***** RECORDS FOR THE TASK *****

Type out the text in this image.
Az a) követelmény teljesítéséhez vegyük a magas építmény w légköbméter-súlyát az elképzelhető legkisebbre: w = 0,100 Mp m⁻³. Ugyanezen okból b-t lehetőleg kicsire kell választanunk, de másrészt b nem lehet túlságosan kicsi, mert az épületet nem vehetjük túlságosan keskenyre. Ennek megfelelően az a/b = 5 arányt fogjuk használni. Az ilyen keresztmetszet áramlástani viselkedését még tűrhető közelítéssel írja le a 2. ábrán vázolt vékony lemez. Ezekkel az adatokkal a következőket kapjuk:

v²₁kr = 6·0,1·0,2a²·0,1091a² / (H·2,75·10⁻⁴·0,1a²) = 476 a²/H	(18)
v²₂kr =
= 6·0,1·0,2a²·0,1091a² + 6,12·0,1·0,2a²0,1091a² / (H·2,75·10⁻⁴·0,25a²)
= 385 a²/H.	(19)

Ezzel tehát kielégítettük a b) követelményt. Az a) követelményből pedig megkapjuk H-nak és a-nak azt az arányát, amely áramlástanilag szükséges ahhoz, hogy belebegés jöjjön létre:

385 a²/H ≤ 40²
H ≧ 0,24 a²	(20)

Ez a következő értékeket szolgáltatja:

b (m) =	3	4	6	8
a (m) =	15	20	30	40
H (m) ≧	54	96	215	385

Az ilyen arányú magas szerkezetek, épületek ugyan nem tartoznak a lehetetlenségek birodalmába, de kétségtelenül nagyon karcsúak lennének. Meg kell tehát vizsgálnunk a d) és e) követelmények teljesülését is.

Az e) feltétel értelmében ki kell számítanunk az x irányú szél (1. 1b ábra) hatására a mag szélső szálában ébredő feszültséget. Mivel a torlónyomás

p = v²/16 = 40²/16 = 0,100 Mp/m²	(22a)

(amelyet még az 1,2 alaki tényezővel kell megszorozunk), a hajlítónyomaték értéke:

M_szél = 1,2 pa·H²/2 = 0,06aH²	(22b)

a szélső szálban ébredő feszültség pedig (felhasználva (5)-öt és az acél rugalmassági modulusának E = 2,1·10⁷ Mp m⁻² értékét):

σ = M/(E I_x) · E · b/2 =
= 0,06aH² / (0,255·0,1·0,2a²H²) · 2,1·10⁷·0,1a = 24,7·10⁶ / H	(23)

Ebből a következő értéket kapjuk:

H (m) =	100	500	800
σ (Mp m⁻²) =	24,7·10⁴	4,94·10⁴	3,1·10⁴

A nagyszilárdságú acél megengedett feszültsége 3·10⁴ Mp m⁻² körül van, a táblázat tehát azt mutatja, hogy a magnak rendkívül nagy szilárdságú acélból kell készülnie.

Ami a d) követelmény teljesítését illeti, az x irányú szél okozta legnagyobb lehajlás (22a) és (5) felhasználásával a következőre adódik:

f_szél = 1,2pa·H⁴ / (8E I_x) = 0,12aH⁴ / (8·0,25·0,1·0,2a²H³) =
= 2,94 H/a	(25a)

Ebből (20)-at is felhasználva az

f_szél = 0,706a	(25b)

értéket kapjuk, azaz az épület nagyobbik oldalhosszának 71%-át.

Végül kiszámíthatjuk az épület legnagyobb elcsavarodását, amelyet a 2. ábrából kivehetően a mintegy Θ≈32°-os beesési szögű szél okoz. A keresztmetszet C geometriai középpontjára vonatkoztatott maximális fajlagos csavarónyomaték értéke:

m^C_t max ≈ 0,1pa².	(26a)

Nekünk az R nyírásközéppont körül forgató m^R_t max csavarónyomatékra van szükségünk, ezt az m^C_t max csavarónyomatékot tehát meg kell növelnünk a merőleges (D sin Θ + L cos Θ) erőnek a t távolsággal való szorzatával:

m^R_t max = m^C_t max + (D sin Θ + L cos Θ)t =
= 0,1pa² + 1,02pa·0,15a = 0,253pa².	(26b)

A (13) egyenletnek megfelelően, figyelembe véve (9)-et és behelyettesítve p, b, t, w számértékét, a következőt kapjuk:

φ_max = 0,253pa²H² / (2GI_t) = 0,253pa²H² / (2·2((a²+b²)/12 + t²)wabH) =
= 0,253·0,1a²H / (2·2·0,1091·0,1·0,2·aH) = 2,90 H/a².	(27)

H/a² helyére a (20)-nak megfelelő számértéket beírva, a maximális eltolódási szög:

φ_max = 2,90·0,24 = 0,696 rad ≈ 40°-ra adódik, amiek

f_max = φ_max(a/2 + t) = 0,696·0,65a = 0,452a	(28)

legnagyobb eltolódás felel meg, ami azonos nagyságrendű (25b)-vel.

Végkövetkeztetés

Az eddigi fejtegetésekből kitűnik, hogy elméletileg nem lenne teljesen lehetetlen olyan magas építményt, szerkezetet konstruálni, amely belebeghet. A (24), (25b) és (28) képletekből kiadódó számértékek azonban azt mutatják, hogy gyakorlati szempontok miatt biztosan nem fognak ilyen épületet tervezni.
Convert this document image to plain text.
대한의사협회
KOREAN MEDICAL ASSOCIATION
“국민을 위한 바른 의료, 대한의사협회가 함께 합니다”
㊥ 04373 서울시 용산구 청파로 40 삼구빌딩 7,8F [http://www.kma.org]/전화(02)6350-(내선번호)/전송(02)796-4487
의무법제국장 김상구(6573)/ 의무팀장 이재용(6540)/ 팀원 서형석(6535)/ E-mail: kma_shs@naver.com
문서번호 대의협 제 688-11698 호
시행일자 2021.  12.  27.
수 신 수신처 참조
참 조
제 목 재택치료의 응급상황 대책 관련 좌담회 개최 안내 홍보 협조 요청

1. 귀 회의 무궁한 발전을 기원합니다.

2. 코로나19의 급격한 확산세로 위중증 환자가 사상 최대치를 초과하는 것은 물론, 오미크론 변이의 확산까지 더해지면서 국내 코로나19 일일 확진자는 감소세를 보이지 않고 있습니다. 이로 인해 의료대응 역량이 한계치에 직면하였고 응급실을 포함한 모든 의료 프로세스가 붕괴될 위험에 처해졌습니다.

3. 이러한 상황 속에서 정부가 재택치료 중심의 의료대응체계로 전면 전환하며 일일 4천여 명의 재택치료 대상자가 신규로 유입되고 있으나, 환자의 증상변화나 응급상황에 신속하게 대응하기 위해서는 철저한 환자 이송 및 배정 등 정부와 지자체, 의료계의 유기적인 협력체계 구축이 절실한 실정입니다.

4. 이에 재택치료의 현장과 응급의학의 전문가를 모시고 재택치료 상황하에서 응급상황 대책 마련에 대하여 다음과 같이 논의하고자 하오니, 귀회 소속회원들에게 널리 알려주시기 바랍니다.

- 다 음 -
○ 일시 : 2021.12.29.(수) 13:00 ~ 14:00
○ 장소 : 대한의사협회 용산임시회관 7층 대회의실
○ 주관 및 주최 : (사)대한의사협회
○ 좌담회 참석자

*****

### AIM OF THE EXERCISE
Write out the material exactly as given.

### SOLUTION TO THE EXERCISE
Type out the text in this image.
Az a) követelmény teljesítéséhez vegyük a magas építmény w légköbméter-súlyát az elképzelhető legkisebbre: w = 0,100 Mp m⁻³. Ugyanezen okból b-t lehetőleg kicsire kell választanunk, de másrészt b nem lehet túlságosan kicsi, mert az épületet nem vehetjük túlságosan keskenyre. Ennek megfelelően az a/b = 5 arányt fogjuk használni. Az ilyen keresztmetszet áramlástani viselkedését még tűrhető közelítéssel írja le a 2. ábrán vázolt vékony lemez. Ezekkel az adatokkal a következőket kapjuk:

v²₁kr = 6·0,1·0,2a²·0,1091a² / (H·2,75·10⁻⁴·0,1a²) = 476 a²/H	(18)
v²₂kr =
= 6·0,1·0,2a²·0,1091a² + 6,12·0,1·0,2a²0,1091a² / (H·2,75·10⁻⁴·0,25a²)
= 385 a²/H.	(19)

Ezzel tehát kielégítettük a b) követelményt. Az a) követelményből pedig megkapjuk H-nak és a-nak azt az arányát, amely áramlástanilag szükséges ahhoz, hogy belebegés jöjjön létre:

385 a²/H ≤ 40²
H ≧ 0,24 a²	(20)

Ez a következő értékeket szolgáltatja:

b (m) =	3	4	6	8
a (m) =	15	20	30	40
H (m) ≧	54	96	215	385

Az ilyen arányú magas szerkezetek, épületek ugyan nem tartoznak a lehetetlenségek birodalmába, de kétségtelenül nagyon karcsúak lennének. Meg kell tehát vizsgálnunk a d) és e) követelmények teljesülését is.

Az e) feltétel értelmében ki kell számítanunk az x irányú szél (1. 1b ábra) hatására a mag szélső szálában ébredő feszültséget. Mivel a torlónyomás

p = v²/16 = 40²/16 = 0,100 Mp/m²	(22a)

(amelyet még az 1,2 alaki tényezővel kell megszorozunk), a hajlítónyomaték értéke:

M_szél = 1,2 pa·H²/2 = 0,06aH²	(22b)

a szélső szálban ébredő feszültség pedig (felhasználva (5)-öt és az acél rugalmassági modulusának E = 2,1·10⁷ Mp m⁻² értékét):

σ = M/(E I_x) · E · b/2 =
= 0,06aH² / (0,255·0,1·0,2a²H²) · 2,1·10⁷·0,1a = 24,7·10⁶ / H	(23)

Ebből a következő értéket kapjuk:

H (m) =	100	500	800
σ (Mp m⁻²) =	24,7·10⁴	4,94·10⁴	3,1·10⁴

A nagyszilárdságú acél megengedett feszültsége 3·10⁴ Mp m⁻² körül van, a táblázat tehát azt mutatja, hogy a magnak rendkívül nagy szilárdságú acélból kell készülnie.

Ami a d) követelmény teljesítését illeti, az x irányú szél okozta legnagyobb lehajlás (22a) és (5) felhasználásával a következőre adódik:

f_szél = 1,2pa·H⁴ / (8E I_x) = 0,12aH⁴ / (8·0,25·0,1·0,2a²H³) =
= 2,94 H/a	(25a)

Ebből (20)-at is felhasználva az

f_szél = 0,706a	(25b)

értéket kapjuk, azaz az épület nagyobbik oldalhosszának 71%-át.

Végül kiszámíthatjuk az épület legnagyobb elcsavarodását, amelyet a 2. ábrából kivehetően a mintegy Θ≈32°-os beesési szögű szél okoz. A keresztmetszet C geometriai középpontjára vonatkoztatott maximális fajlagos csavarónyomaték értéke:

m^C_t max ≈ 0,1pa².	(26a)

Nekünk az R nyírásközéppont körül forgató m^R_t max csavarónyomatékra van szükségünk, ezt az m^C_t max csavarónyomatékot tehát meg kell növelnünk a merőleges (D sin Θ + L cos Θ) erőnek a t távolsággal való szorzatával:

m^R_t max = m^C_t max + (D sin Θ + L cos Θ)t =
= 0,1pa² + 1,02pa·0,15a = 0,253pa².	(26b)

A (13) egyenletnek megfelelően, figyelembe véve (9)-et és behelyettesítve p, b, t, w számértékét, a következőt kapjuk:

φ_max = 0,253pa²H² / (2GI_t) = 0,253pa²H² / (2·2((a²+b²)/12 + t²)wabH) =
= 0,253·0,1a²H / (2·2·0,1091·0,1·0,2·aH) = 2,90 H/a².	(27)

H/a² helyére a (20)-nak megfelelő számértéket beírva, a maximális eltolódási szög:

φ_max = 2,90·0,24 = 0,696 rad ≈ 40°-ra adódik, amiek

f_max = φ_max(a/2 + t) = 0,696·0,65a = 0,452a	(28)

legnagyobb eltolódás felel meg, ami azonos nagyságrendű (25b)-vel.

Végkövetkeztetés

Az eddigi fejtegetésekből kitűnik, hogy elméletileg nem lenne teljesen lehetetlen olyan magas építményt, szerkezetet konstruálni, amely belebeghet. A (24), (25b) és (28) képletekből kiadódó számértékek azonban azt mutatják, hogy gyakorlati szempontok miatt biztosan nem fognak ilyen épületet tervezni.
Convert this document image to plain text.
대한의사협회
KOREAN MEDICAL ASSOCIATION
“국민을 위한 바른 의료, 대한의사협회가 함께 합니다”
㊥ 04373 서울시 용산구 청파로 40 삼구빌딩 7,8F [http://www.kma.org]/전화(02)6350-(내선번호)/전송(02)796-4487
의무법제국장 김상구(6573)/ 의무팀장 이재용(6540)/ 팀원 서형석(6535)/ E-mail: kma_shs@naver.com
문서번호 대의협 제 688-11698 호
시행일자 2021.  12.  27.
수 신 수신처 참조
참 조
제 목 재택치료의 응급상황 대책 관련 좌담회 개최 안내 홍보 협조 요청

1. 귀 회의 무궁한 발전을 기원합니다.

2. 코로나19의 급격한 확산세로 위중증 환자가 사상 최대치를 초과하는 것은 물론, 오미크론 변이의 확산까지 더해지면서 국내 코로나19 일일 확진자는 감소세를 보이지 않고 있습니다. 이로 인해 의료대응 역량이 한계치에 직면하였고 응급실을 포함한 모든 의료 프로세스가 붕괴될 위험에 처해졌습니다.

3. 이러한 상황 속에서 정부가 재택치료 중심의 의료대응체계로 전면 전환하며 일일 4천여 명의 재택치료 대상자가 신규로 유입되고 있으나, 환자의 증상변화나 응급상황에 신속하게 대응하기 위해서는 철저한 환자 이송 및 배정 등 정부와 지자체, 의료계의 유기적인 협력체계 구축이 절실한 실정입니다.

4. 이에 재택치료의 현장과 응급의학의 전문가를 모시고 재택치료 상황하에서 응급상황 대책 마련에 대하여 다음과 같이 논의하고자 하오니, 귀회 소속회원들에게 널리 알려주시기 바랍니다.

- 다 음 -
○ 일시 : 2021.12.29.(수) 13:00 ~ 14:00
○ 장소 : 대한의사협회 용산임시회관 7층 대회의실
○ 주관 및 주최 : (사)대한의사협회
○ 좌담회 참석자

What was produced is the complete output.